## start Source material

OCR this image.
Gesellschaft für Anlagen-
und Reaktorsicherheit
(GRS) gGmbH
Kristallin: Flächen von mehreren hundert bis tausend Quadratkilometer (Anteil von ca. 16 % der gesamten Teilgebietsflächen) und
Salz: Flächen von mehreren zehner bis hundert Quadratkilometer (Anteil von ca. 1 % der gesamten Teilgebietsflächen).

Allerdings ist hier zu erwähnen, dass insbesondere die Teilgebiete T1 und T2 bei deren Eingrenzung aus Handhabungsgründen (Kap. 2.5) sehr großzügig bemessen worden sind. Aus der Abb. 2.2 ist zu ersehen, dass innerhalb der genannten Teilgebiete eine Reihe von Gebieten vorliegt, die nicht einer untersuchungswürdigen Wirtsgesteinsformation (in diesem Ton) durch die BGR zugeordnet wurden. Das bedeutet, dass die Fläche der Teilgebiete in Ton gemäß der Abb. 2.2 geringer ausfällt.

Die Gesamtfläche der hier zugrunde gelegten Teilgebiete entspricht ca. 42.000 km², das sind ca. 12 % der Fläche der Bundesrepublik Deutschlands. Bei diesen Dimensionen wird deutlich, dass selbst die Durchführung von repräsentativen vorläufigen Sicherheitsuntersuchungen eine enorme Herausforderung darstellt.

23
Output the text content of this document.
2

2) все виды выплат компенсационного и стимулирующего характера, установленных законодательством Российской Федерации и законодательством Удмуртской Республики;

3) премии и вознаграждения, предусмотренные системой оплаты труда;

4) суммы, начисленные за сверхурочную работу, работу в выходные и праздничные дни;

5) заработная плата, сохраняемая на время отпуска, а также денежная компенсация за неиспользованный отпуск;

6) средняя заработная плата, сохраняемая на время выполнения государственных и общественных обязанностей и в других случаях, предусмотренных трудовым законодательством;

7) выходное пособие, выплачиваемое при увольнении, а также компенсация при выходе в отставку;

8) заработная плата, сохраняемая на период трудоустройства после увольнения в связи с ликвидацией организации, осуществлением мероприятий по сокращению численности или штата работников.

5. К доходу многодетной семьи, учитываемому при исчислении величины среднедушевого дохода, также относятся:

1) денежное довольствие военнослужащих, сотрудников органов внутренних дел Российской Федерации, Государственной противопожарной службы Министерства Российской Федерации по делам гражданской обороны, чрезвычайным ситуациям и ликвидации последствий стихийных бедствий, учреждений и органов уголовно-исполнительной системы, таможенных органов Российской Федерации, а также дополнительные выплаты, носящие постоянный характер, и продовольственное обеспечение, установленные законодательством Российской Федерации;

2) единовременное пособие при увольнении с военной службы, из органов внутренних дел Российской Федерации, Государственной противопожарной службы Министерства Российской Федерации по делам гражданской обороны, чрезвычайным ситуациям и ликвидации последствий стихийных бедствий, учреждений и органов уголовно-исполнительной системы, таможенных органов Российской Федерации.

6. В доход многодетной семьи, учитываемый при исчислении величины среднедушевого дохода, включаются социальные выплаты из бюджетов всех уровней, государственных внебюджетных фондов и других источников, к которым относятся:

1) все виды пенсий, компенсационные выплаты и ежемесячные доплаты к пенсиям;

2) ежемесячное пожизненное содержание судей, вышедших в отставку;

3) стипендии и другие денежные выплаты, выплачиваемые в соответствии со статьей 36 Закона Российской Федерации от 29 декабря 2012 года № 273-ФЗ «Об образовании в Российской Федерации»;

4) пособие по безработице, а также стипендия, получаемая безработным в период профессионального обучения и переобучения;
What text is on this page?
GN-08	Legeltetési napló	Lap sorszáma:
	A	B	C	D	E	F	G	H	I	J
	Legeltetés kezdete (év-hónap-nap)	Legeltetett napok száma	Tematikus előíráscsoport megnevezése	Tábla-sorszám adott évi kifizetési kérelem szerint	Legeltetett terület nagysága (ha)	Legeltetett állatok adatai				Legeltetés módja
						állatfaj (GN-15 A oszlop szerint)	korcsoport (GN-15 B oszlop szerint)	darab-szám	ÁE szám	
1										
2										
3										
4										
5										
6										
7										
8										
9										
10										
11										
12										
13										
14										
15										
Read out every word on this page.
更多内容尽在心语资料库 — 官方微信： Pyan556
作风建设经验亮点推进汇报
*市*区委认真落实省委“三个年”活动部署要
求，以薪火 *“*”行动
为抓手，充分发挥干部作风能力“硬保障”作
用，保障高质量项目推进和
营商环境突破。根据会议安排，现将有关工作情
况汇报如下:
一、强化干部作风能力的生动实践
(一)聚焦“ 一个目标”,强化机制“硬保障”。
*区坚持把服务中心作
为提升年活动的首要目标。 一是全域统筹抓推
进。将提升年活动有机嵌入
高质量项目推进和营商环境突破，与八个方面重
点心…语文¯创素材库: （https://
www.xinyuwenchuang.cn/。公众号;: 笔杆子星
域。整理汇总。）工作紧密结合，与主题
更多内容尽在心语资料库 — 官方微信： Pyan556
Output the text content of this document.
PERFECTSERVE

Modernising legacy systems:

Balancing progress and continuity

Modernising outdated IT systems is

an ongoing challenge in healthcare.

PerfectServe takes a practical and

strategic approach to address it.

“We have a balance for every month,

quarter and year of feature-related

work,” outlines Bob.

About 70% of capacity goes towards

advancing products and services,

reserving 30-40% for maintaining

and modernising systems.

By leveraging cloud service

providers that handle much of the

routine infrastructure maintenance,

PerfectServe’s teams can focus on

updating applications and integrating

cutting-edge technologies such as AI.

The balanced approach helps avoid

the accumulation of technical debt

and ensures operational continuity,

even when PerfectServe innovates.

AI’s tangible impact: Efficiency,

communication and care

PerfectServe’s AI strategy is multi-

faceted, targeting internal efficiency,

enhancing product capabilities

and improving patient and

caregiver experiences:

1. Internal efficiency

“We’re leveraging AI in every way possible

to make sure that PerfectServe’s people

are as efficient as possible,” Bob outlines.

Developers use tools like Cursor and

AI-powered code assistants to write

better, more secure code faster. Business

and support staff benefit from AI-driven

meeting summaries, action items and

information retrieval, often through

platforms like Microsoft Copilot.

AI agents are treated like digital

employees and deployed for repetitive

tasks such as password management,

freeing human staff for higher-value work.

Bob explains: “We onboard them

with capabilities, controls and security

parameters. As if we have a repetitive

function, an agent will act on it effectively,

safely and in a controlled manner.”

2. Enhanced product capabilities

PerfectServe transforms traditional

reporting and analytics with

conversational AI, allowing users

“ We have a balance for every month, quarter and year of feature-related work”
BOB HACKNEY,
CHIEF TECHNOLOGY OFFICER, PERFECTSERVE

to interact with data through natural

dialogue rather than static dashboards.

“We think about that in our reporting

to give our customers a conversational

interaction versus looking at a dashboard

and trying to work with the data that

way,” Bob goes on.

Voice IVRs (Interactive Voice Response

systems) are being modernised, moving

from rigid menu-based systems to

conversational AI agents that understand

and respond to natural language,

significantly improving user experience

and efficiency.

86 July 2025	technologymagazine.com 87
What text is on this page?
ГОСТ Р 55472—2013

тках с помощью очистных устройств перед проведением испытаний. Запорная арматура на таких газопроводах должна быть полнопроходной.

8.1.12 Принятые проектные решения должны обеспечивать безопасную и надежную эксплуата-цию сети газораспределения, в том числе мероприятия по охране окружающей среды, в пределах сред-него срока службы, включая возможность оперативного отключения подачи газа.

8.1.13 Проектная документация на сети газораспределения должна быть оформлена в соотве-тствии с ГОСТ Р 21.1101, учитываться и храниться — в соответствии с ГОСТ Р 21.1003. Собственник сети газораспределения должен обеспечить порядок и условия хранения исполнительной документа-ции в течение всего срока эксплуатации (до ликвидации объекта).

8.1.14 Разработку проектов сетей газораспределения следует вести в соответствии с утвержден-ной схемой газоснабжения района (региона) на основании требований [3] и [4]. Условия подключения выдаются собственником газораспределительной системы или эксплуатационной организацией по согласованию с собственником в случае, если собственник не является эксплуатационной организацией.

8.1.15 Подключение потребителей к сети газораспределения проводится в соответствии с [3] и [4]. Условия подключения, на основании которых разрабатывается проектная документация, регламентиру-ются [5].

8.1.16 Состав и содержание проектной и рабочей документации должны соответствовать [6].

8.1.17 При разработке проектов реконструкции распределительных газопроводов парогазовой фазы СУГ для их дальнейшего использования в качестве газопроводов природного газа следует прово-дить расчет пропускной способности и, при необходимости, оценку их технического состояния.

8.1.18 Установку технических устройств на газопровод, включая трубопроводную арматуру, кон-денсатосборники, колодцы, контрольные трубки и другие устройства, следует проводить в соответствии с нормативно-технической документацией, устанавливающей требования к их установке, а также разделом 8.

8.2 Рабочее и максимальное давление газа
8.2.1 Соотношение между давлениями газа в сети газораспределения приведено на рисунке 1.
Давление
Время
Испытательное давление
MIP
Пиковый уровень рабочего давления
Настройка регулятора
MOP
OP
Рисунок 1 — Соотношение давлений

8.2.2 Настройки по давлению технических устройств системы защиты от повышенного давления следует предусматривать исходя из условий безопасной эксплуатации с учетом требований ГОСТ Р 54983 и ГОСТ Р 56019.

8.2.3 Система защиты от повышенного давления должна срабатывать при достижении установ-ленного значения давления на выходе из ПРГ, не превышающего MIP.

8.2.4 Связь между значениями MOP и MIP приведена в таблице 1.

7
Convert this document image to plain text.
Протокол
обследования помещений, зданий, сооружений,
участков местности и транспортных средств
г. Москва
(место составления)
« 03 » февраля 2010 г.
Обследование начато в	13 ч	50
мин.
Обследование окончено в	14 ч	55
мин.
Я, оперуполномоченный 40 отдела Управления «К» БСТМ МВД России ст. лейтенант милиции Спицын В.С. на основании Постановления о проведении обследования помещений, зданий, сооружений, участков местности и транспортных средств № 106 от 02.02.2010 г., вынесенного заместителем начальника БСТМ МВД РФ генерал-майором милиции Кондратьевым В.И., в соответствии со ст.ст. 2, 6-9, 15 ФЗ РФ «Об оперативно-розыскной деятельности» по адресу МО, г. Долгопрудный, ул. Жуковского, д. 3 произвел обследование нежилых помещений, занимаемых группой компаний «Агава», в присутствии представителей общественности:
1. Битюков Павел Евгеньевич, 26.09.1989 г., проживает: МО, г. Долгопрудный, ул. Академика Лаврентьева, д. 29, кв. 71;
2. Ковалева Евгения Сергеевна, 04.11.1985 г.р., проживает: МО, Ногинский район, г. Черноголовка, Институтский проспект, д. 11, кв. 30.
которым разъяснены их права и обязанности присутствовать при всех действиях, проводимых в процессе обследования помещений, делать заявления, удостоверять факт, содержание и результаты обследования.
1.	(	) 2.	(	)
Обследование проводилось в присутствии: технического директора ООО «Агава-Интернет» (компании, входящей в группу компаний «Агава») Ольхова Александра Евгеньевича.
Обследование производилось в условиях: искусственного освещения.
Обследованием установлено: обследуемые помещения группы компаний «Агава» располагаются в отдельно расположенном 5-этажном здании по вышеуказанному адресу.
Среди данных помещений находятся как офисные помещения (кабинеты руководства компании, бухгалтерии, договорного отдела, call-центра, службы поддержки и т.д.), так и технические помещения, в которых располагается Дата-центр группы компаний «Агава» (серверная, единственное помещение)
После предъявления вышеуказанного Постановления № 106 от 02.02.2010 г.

## end Source material

• _What you need to do_: Find how many of the lines above have the word "относятся" in them. State only that number.

• _Written response_: 2